Figure dataset records
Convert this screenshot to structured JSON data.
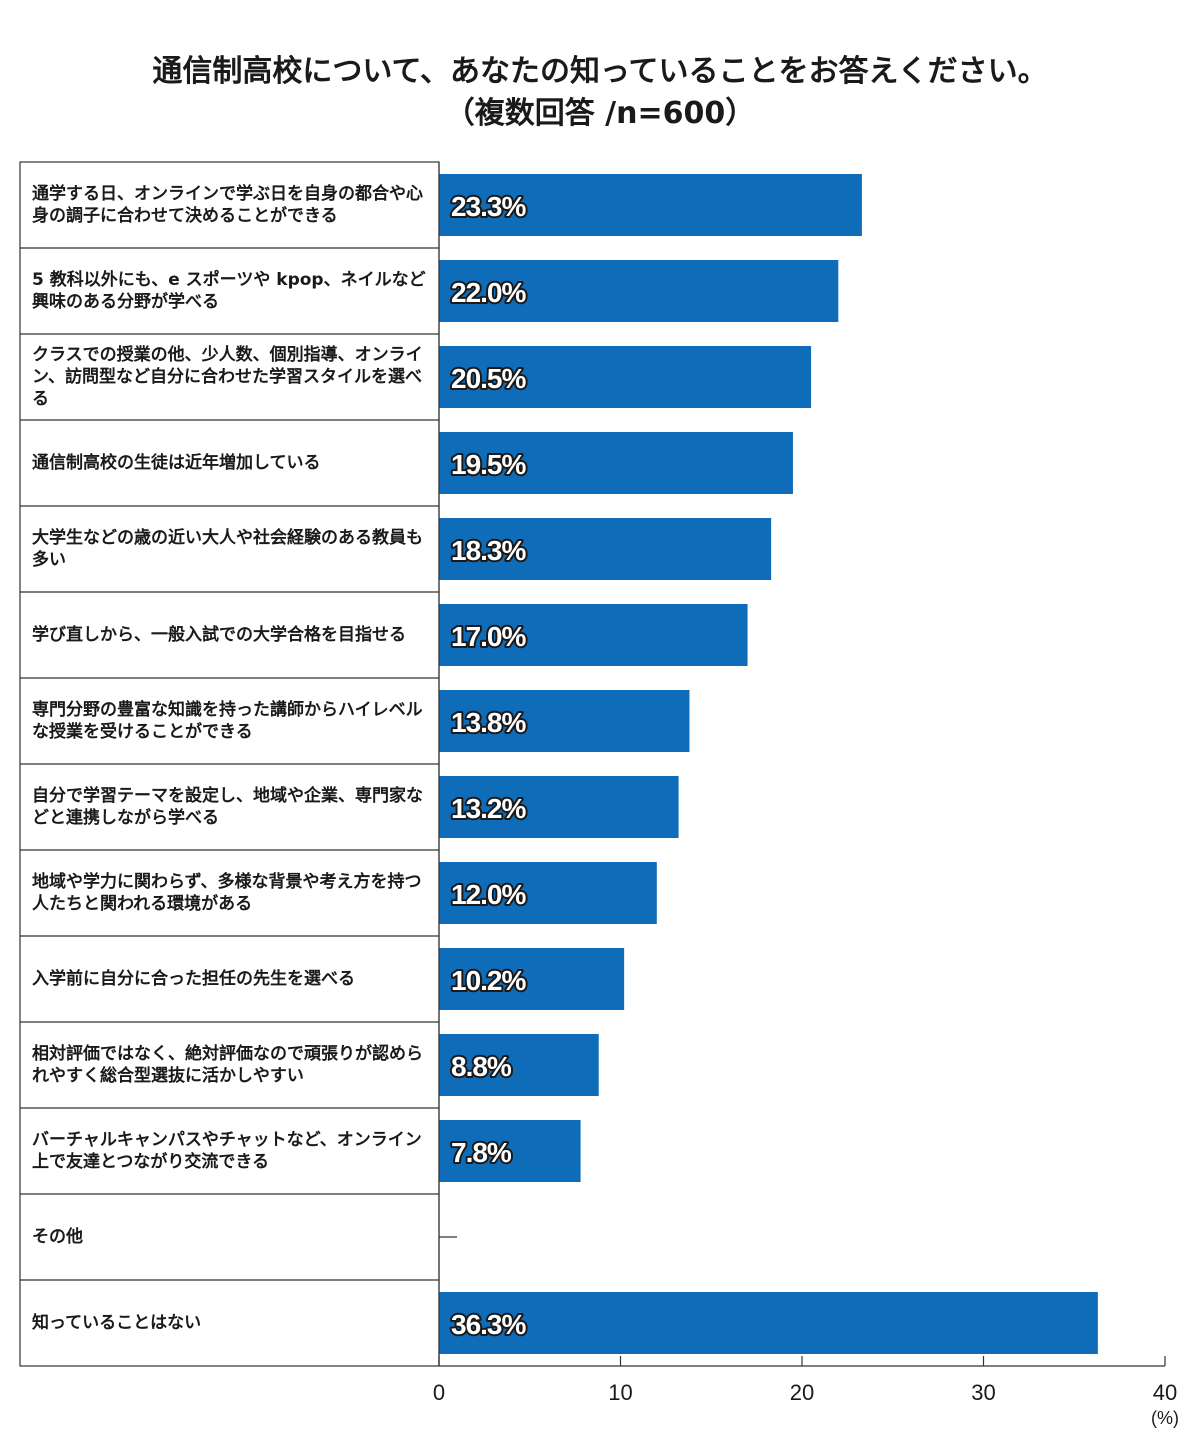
{
  "title": {
    "line1": "通信制高校について、あなたの知っていることをお答えください。",
    "line2": "（複数回答 /n=600）"
  },
  "colors": {
    "bar": "#0e6cb8",
    "bar_label_fill": "#ffffff",
    "bar_label_stroke": "#1a1a1a",
    "axis": "#333333"
  },
  "chart_data": {
    "type": "bar",
    "orientation": "horizontal",
    "categories": [
      "通学する日、オンラインで学ぶ日を自身の都合や心身の調子に合わせて決めることができる",
      "5 教科以外にも、e スポーツや kpop、ネイルなど興味のある分野が学べる",
      "クラスでの授業の他、少人数、個別指導、オンライン、訪問型など自分に合わせた学習スタイルを選べる",
      "通信制高校の生徒は近年増加している",
      "大学生などの歳の近い大人や社会経験のある教員も多い",
      "学び直しから、一般入試での大学合格を目指せる",
      "専門分野の豊富な知識を持った講師からハイレベルな授業を受けることができる",
      "自分で学習テーマを設定し、地域や企業、専門家などと連携しながら学べる",
      "地域や学力に関わらず、多様な背景や考え方を持つ人たちと関われる環境がある",
      "入学前に自分に合った担任の先生を選べる",
      "相対評価ではなく、絶対評価なので頑張りが認められやすく総合型選抜に活かしやすい",
      "バーチャルキャンパスやチャットなど、オンライン上で友達とつながり交流できる",
      "その他",
      "知っていることはない"
    ],
    "values": [
      23.3,
      22.0,
      20.5,
      19.5,
      18.3,
      17.0,
      13.8,
      13.2,
      12.0,
      10.2,
      8.8,
      7.8,
      0,
      36.3
    ],
    "value_labels": [
      "23.3%",
      "22.0%",
      "20.5%",
      "19.5%",
      "18.3%",
      "17.0%",
      "13.8%",
      "13.2%",
      "12.0%",
      "10.2%",
      "8.8%",
      "7.8%",
      "",
      "36.3%"
    ],
    "xlim": [
      0,
      40
    ],
    "ticks": [
      0,
      10,
      20,
      30,
      40
    ],
    "tick_labels": [
      "0",
      "10",
      "20",
      "30",
      "40"
    ],
    "unit_label": "(%)",
    "grid": false,
    "legend": "none"
  }
}
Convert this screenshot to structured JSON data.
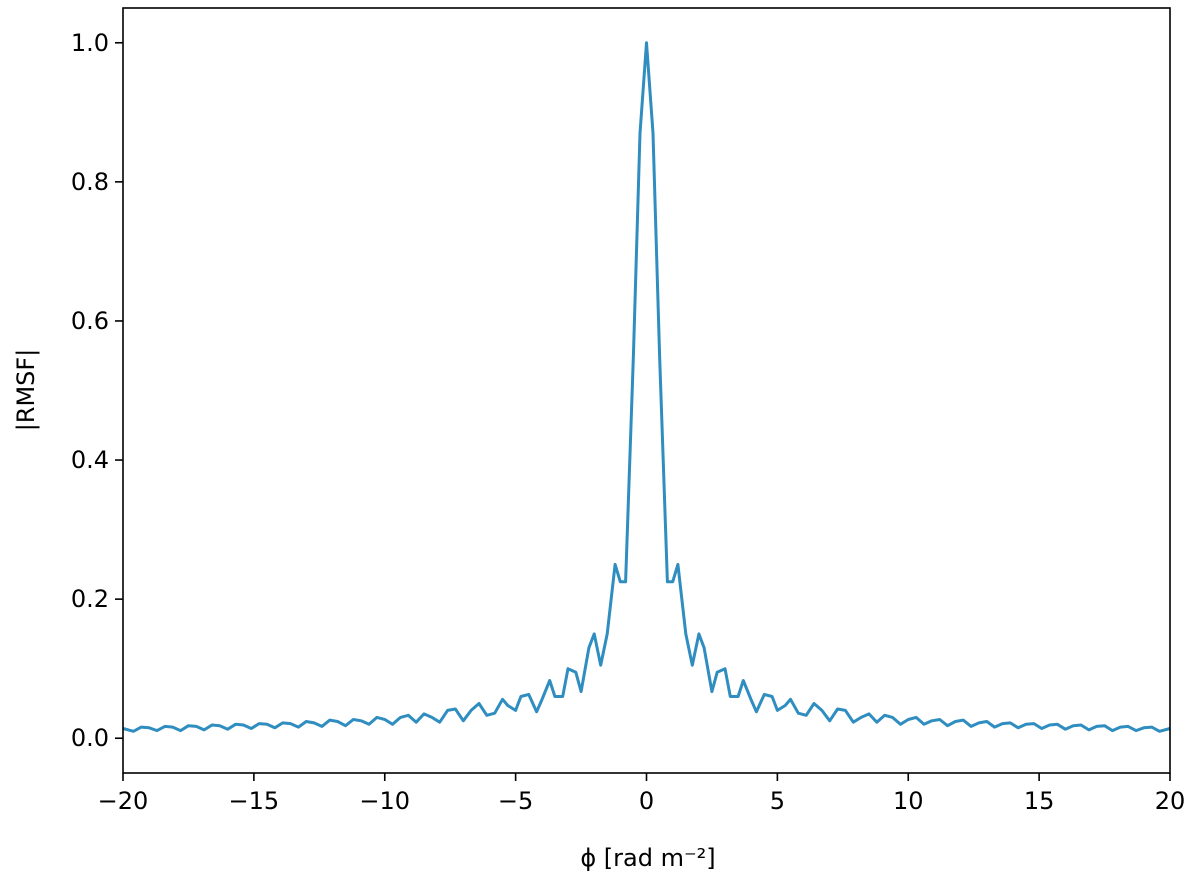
{
  "chart_data": {
    "type": "line",
    "title": "",
    "xlabel": "ϕ [rad m⁻²]",
    "ylabel": "|RMSF|",
    "xlim": [
      -20,
      20
    ],
    "ylim": [
      -0.05,
      1.05
    ],
    "grid": false,
    "x_ticks": [
      "−20",
      "−15",
      "−10",
      "−5",
      "0",
      "5",
      "10",
      "15",
      "20"
    ],
    "x_tick_values": [
      -20,
      -15,
      -10,
      -5,
      0,
      5,
      10,
      15,
      20
    ],
    "y_ticks": [
      "0.0",
      "0.2",
      "0.4",
      "0.6",
      "0.8",
      "1.0"
    ],
    "y_tick_values": [
      0,
      0.2,
      0.4,
      0.6,
      0.8,
      1.0
    ],
    "line_color": "#2f8dc0",
    "series": [
      {
        "x": [
          -20.0,
          -19.6,
          -19.3,
          -19.0,
          -18.7,
          -18.4,
          -18.1,
          -17.8,
          -17.5,
          -17.2,
          -16.9,
          -16.6,
          -16.3,
          -16.0,
          -15.7,
          -15.4,
          -15.1,
          -14.8,
          -14.5,
          -14.2,
          -13.9,
          -13.6,
          -13.3,
          -13.0,
          -12.7,
          -12.4,
          -12.1,
          -11.8,
          -11.5,
          -11.2,
          -10.9,
          -10.6,
          -10.3,
          -10.0,
          -9.7,
          -9.4,
          -9.1,
          -8.8,
          -8.5,
          -8.2,
          -7.9,
          -7.6,
          -7.3,
          -7.0,
          -6.7,
          -6.4,
          -6.1,
          -5.8,
          -5.5,
          -5.3,
          -5.0,
          -4.8,
          -4.5,
          -4.2,
          -4.0,
          -3.7,
          -3.5,
          -3.2,
          -3.0,
          -2.7,
          -2.5,
          -2.2,
          -2.0,
          -1.75,
          -1.5,
          -1.2,
          -1.0,
          -0.8,
          -0.5,
          -0.25,
          0,
          0.25,
          0.5,
          0.8,
          1.0,
          1.2,
          1.5,
          1.75,
          2.0,
          2.2,
          2.5,
          2.7,
          3.0,
          3.2,
          3.5,
          3.7,
          4.0,
          4.2,
          4.5,
          4.8,
          5.0,
          5.3,
          5.5,
          5.8,
          6.1,
          6.4,
          6.7,
          7.0,
          7.3,
          7.6,
          7.9,
          8.2,
          8.5,
          8.8,
          9.1,
          9.4,
          9.7,
          10.0,
          10.3,
          10.6,
          10.9,
          11.2,
          11.5,
          11.8,
          12.1,
          12.4,
          12.7,
          13.0,
          13.3,
          13.6,
          13.9,
          14.2,
          14.5,
          14.8,
          15.1,
          15.4,
          15.7,
          16.0,
          16.3,
          16.6,
          16.9,
          17.2,
          17.5,
          17.8,
          18.1,
          18.4,
          18.7,
          19.0,
          19.3,
          19.6,
          20.0
        ],
        "y": [
          0.014,
          0.01,
          0.016,
          0.015,
          0.011,
          0.017,
          0.016,
          0.011,
          0.018,
          0.017,
          0.012,
          0.019,
          0.018,
          0.013,
          0.02,
          0.019,
          0.014,
          0.021,
          0.02,
          0.015,
          0.022,
          0.021,
          0.016,
          0.024,
          0.022,
          0.017,
          0.026,
          0.024,
          0.018,
          0.027,
          0.025,
          0.02,
          0.03,
          0.027,
          0.02,
          0.03,
          0.033,
          0.023,
          0.035,
          0.03,
          0.023,
          0.04,
          0.042,
          0.025,
          0.04,
          0.05,
          0.033,
          0.036,
          0.056,
          0.047,
          0.04,
          0.06,
          0.063,
          0.038,
          0.055,
          0.083,
          0.06,
          0.06,
          0.1,
          0.095,
          0.067,
          0.13,
          0.15,
          0.105,
          0.15,
          0.25,
          0.225,
          0.225,
          0.55,
          0.87,
          1.0,
          0.87,
          0.55,
          0.225,
          0.225,
          0.25,
          0.15,
          0.105,
          0.15,
          0.13,
          0.067,
          0.095,
          0.1,
          0.06,
          0.06,
          0.083,
          0.055,
          0.038,
          0.063,
          0.06,
          0.04,
          0.047,
          0.056,
          0.036,
          0.033,
          0.05,
          0.04,
          0.025,
          0.042,
          0.04,
          0.023,
          0.03,
          0.035,
          0.023,
          0.033,
          0.03,
          0.02,
          0.027,
          0.03,
          0.02,
          0.025,
          0.027,
          0.018,
          0.024,
          0.026,
          0.017,
          0.022,
          0.024,
          0.016,
          0.021,
          0.022,
          0.015,
          0.02,
          0.021,
          0.014,
          0.019,
          0.02,
          0.013,
          0.018,
          0.019,
          0.012,
          0.017,
          0.018,
          0.011,
          0.016,
          0.017,
          0.011,
          0.015,
          0.016,
          0.01,
          0.014
        ]
      }
    ]
  }
}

[WHAT TO DO]: Verbatim reproduction of every record is required; images are left out.

[RESULT OF THIS TASK]:
Convert this screenshot to structured JSON data.
{
  "title": {
    "line1": "通信制高校について、あなたの知っていることをお答えください。",
    "line2": "（複数回答 /n=600）"
  },
  "colors": {
    "bar": "#0e6cb8",
    "bar_label_fill": "#ffffff",
    "bar_label_stroke": "#1a1a1a",
    "axis": "#333333"
  },
  "chart_data": {
    "type": "bar",
    "orientation": "horizontal",
    "categories": [
      "通学する日、オンラインで学ぶ日を自身の都合や心身の調子に合わせて決めることができる",
      "5 教科以外にも、e スポーツや kpop、ネイルなど興味のある分野が学べる",
      "クラスでの授業の他、少人数、個別指導、オンライン、訪問型など自分に合わせた学習スタイルを選べる",
      "通信制高校の生徒は近年増加している",
      "大学生などの歳の近い大人や社会経験のある教員も多い",
      "学び直しから、一般入試での大学合格を目指せる",
      "専門分野の豊富な知識を持った講師からハイレベルな授業を受けることができる",
      "自分で学習テーマを設定し、地域や企業、専門家などと連携しながら学べる",
      "地域や学力に関わらず、多様な背景や考え方を持つ人たちと関われる環境がある",
      "入学前に自分に合った担任の先生を選べる",
      "相対評価ではなく、絶対評価なので頑張りが認められやすく総合型選抜に活かしやすい",
      "バーチャルキャンパスやチャットなど、オンライン上で友達とつながり交流できる",
      "その他",
      "知っていることはない"
    ],
    "values": [
      23.3,
      22.0,
      20.5,
      19.5,
      18.3,
      17.0,
      13.8,
      13.2,
      12.0,
      10.2,
      8.8,
      7.8,
      0,
      36.3
    ],
    "value_labels": [
      "23.3%",
      "22.0%",
      "20.5%",
      "19.5%",
      "18.3%",
      "17.0%",
      "13.8%",
      "13.2%",
      "12.0%",
      "10.2%",
      "8.8%",
      "7.8%",
      "",
      "36.3%"
    ],
    "xlim": [
      0,
      40
    ],
    "ticks": [
      0,
      10,
      20,
      30,
      40
    ],
    "tick_labels": [
      "0",
      "10",
      "20",
      "30",
      "40"
    ],
    "unit_label": "(%)",
    "grid": false,
    "legend": "none"
  }
}
Convert this screenshot to structured JSON data.
{
  "chart_data": {
    "type": "line",
    "title": "",
    "xlabel": "ϕ [rad m⁻²]",
    "ylabel": "|RMSF|",
    "xlim": [
      -20,
      20
    ],
    "ylim": [
      -0.05,
      1.05
    ],
    "grid": false,
    "x_ticks": [
      "−20",
      "−15",
      "−10",
      "−5",
      "0",
      "5",
      "10",
      "15",
      "20"
    ],
    "x_tick_values": [
      -20,
      -15,
      -10,
      -5,
      0,
      5,
      10,
      15,
      20
    ],
    "y_ticks": [
      "0.0",
      "0.2",
      "0.4",
      "0.6",
      "0.8",
      "1.0"
    ],
    "y_tick_values": [
      0,
      0.2,
      0.4,
      0.6,
      0.8,
      1.0
    ],
    "line_color": "#2f8dc0",
    "series": [
      {
        "x": [
          -20.0,
          -19.6,
          -19.3,
          -19.0,
          -18.7,
          -18.4,
          -18.1,
          -17.8,
          -17.5,
          -17.2,
          -16.9,
          -16.6,
          -16.3,
          -16.0,
          -15.7,
          -15.4,
          -15.1,
          -14.8,
          -14.5,
          -14.2,
          -13.9,
          -13.6,
          -13.3,
          -13.0,
          -12.7,
          -12.4,
          -12.1,
          -11.8,
          -11.5,
          -11.2,
          -10.9,
          -10.6,
          -10.3,
          -10.0,
          -9.7,
          -9.4,
          -9.1,
          -8.8,
          -8.5,
          -8.2,
          -7.9,
          -7.6,
          -7.3,
          -7.0,
          -6.7,
          -6.4,
          -6.1,
          -5.8,
          -5.5,
          -5.3,
          -5.0,
          -4.8,
          -4.5,
          -4.2,
          -4.0,
          -3.7,
          -3.5,
          -3.2,
          -3.0,
          -2.7,
          -2.5,
          -2.2,
          -2.0,
          -1.75,
          -1.5,
          -1.2,
          -1.0,
          -0.8,
          -0.5,
          -0.25,
          0,
          0.25,
          0.5,
          0.8,
          1.0,
          1.2,
          1.5,
          1.75,
          2.0,
          2.2,
          2.5,
          2.7,
          3.0,
          3.2,
          3.5,
          3.7,
          4.0,
          4.2,
          4.5,
          4.8,
          5.0,
          5.3,
          5.5,
          5.8,
          6.1,
          6.4,
          6.7,
          7.0,
          7.3,
          7.6,
          7.9,
          8.2,
          8.5,
          8.8,
          9.1,
          9.4,
          9.7,
          10.0,
          10.3,
          10.6,
          10.9,
          11.2,
          11.5,
          11.8,
          12.1,
          12.4,
          12.7,
          13.0,
          13.3,
          13.6,
          13.9,
          14.2,
          14.5,
          14.8,
          15.1,
          15.4,
          15.7,
          16.0,
          16.3,
          16.6,
          16.9,
          17.2,
          17.5,
          17.8,
          18.1,
          18.4,
          18.7,
          19.0,
          19.3,
          19.6,
          20.0
        ],
        "y": [
          0.014,
          0.01,
          0.016,
          0.015,
          0.011,
          0.017,
          0.016,
          0.011,
          0.018,
          0.017,
          0.012,
          0.019,
          0.018,
          0.013,
          0.02,
          0.019,
          0.014,
          0.021,
          0.02,
          0.015,
          0.022,
          0.021,
          0.016,
          0.024,
          0.022,
          0.017,
          0.026,
          0.024,
          0.018,
          0.027,
          0.025,
          0.02,
          0.03,
          0.027,
          0.02,
          0.03,
          0.033,
          0.023,
          0.035,
          0.03,
          0.023,
          0.04,
          0.042,
          0.025,
          0.04,
          0.05,
          0.033,
          0.036,
          0.056,
          0.047,
          0.04,
          0.06,
          0.063,
          0.038,
          0.055,
          0.083,
          0.06,
          0.06,
          0.1,
          0.095,
          0.067,
          0.13,
          0.15,
          0.105,
          0.15,
          0.25,
          0.225,
          0.225,
          0.55,
          0.87,
          1.0,
          0.87,
          0.55,
          0.225,
          0.225,
          0.25,
          0.15,
          0.105,
          0.15,
          0.13,
          0.067,
          0.095,
          0.1,
          0.06,
          0.06,
          0.083,
          0.055,
          0.038,
          0.063,
          0.06,
          0.04,
          0.047,
          0.056,
          0.036,
          0.033,
          0.05,
          0.04,
          0.025,
          0.042,
          0.04,
          0.023,
          0.03,
          0.035,
          0.023,
          0.033,
          0.03,
          0.02,
          0.027,
          0.03,
          0.02,
          0.025,
          0.027,
          0.018,
          0.024,
          0.026,
          0.017,
          0.022,
          0.024,
          0.016,
          0.021,
          0.022,
          0.015,
          0.02,
          0.021,
          0.014,
          0.019,
          0.02,
          0.013,
          0.018,
          0.019,
          0.012,
          0.017,
          0.018,
          0.011,
          0.016,
          0.017,
          0.011,
          0.015,
          0.016,
          0.01,
          0.014
        ]
      }
    ]
  }
}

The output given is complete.